### [Work item]
Each record below should be output verbatim, without pictures.

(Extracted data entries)
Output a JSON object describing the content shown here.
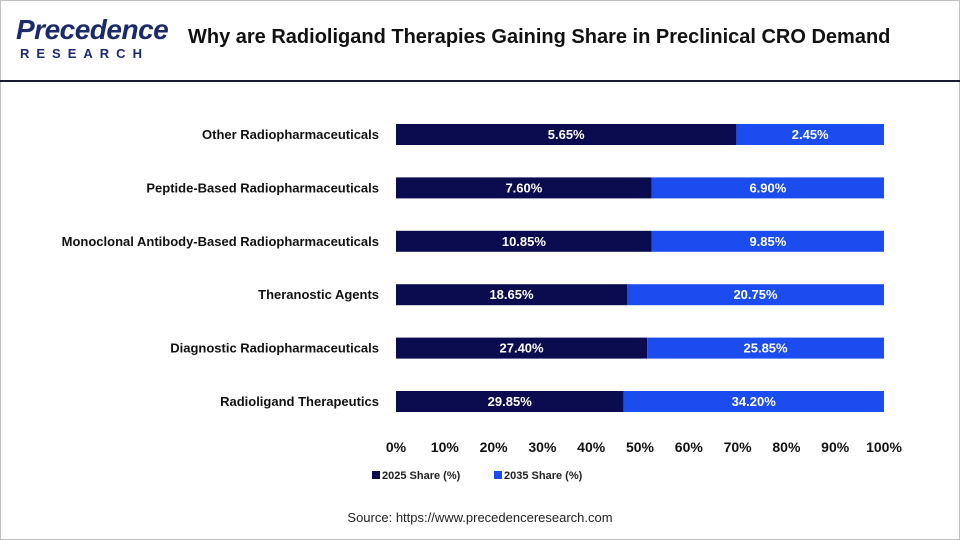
{
  "header": {
    "logo_text": "Precedence",
    "logo_sub": "RESEARCH",
    "title": "Why are Radioligand Therapies Gaining Share in Preclinical CRO Demand"
  },
  "source": "Source: https://www.precedenceresearch.com",
  "colors": {
    "series_2025": "#0b0b4f",
    "series_2035": "#1a4cf0",
    "logo": "#1b2a6b"
  },
  "chart_data": {
    "type": "bar",
    "orientation": "horizontal",
    "stacking": "percent",
    "categories": [
      "Other Radiopharmaceuticals",
      "Peptide-Based Radiopharmaceuticals",
      "Monoclonal Antibody-Based Radiopharmaceuticals",
      "Theranostic Agents",
      "Diagnostic Radiopharmaceuticals",
      "Radioligand Therapeutics"
    ],
    "series": [
      {
        "name": "2025 Share (%)",
        "values": [
          5.65,
          7.6,
          10.85,
          18.65,
          27.4,
          29.85
        ],
        "labels": [
          "5.65%",
          "7.60%",
          "10.85%",
          "18.65%",
          "27.40%",
          "29.85%"
        ]
      },
      {
        "name": "2035 Share (%)",
        "values": [
          2.45,
          6.9,
          9.85,
          20.75,
          25.85,
          34.2
        ],
        "labels": [
          "2.45%",
          "6.90%",
          "9.85%",
          "20.75%",
          "25.85%",
          "34.20%"
        ]
      }
    ],
    "xticks": [
      "0%",
      "10%",
      "20%",
      "30%",
      "40%",
      "50%",
      "60%",
      "70%",
      "80%",
      "90%",
      "100%"
    ],
    "xlim": [
      0,
      100
    ],
    "grid": false,
    "legend": "bottom-left"
  }
}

### [Response to the task]
Output a JSON object describing the content shown here.
{
  "header": {
    "logo_text": "Precedence",
    "logo_sub": "RESEARCH",
    "title": "Why are Radioligand Therapies Gaining Share in Preclinical CRO Demand"
  },
  "source": "Source: https://www.precedenceresearch.com",
  "colors": {
    "series_2025": "#0b0b4f",
    "series_2035": "#1a4cf0",
    "logo": "#1b2a6b"
  },
  "chart_data": {
    "type": "bar",
    "orientation": "horizontal",
    "stacking": "percent",
    "categories": [
      "Other Radiopharmaceuticals",
      "Peptide-Based Radiopharmaceuticals",
      "Monoclonal Antibody-Based Radiopharmaceuticals",
      "Theranostic Agents",
      "Diagnostic Radiopharmaceuticals",
      "Radioligand Therapeutics"
    ],
    "series": [
      {
        "name": "2025 Share (%)",
        "values": [
          5.65,
          7.6,
          10.85,
          18.65,
          27.4,
          29.85
        ],
        "labels": [
          "5.65%",
          "7.60%",
          "10.85%",
          "18.65%",
          "27.40%",
          "29.85%"
        ]
      },
      {
        "name": "2035 Share (%)",
        "values": [
          2.45,
          6.9,
          9.85,
          20.75,
          25.85,
          34.2
        ],
        "labels": [
          "2.45%",
          "6.90%",
          "9.85%",
          "20.75%",
          "25.85%",
          "34.20%"
        ]
      }
    ],
    "xticks": [
      "0%",
      "10%",
      "20%",
      "30%",
      "40%",
      "50%",
      "60%",
      "70%",
      "80%",
      "90%",
      "100%"
    ],
    "xlim": [
      0,
      100
    ],
    "grid": false,
    "legend": "bottom-left"
  }
}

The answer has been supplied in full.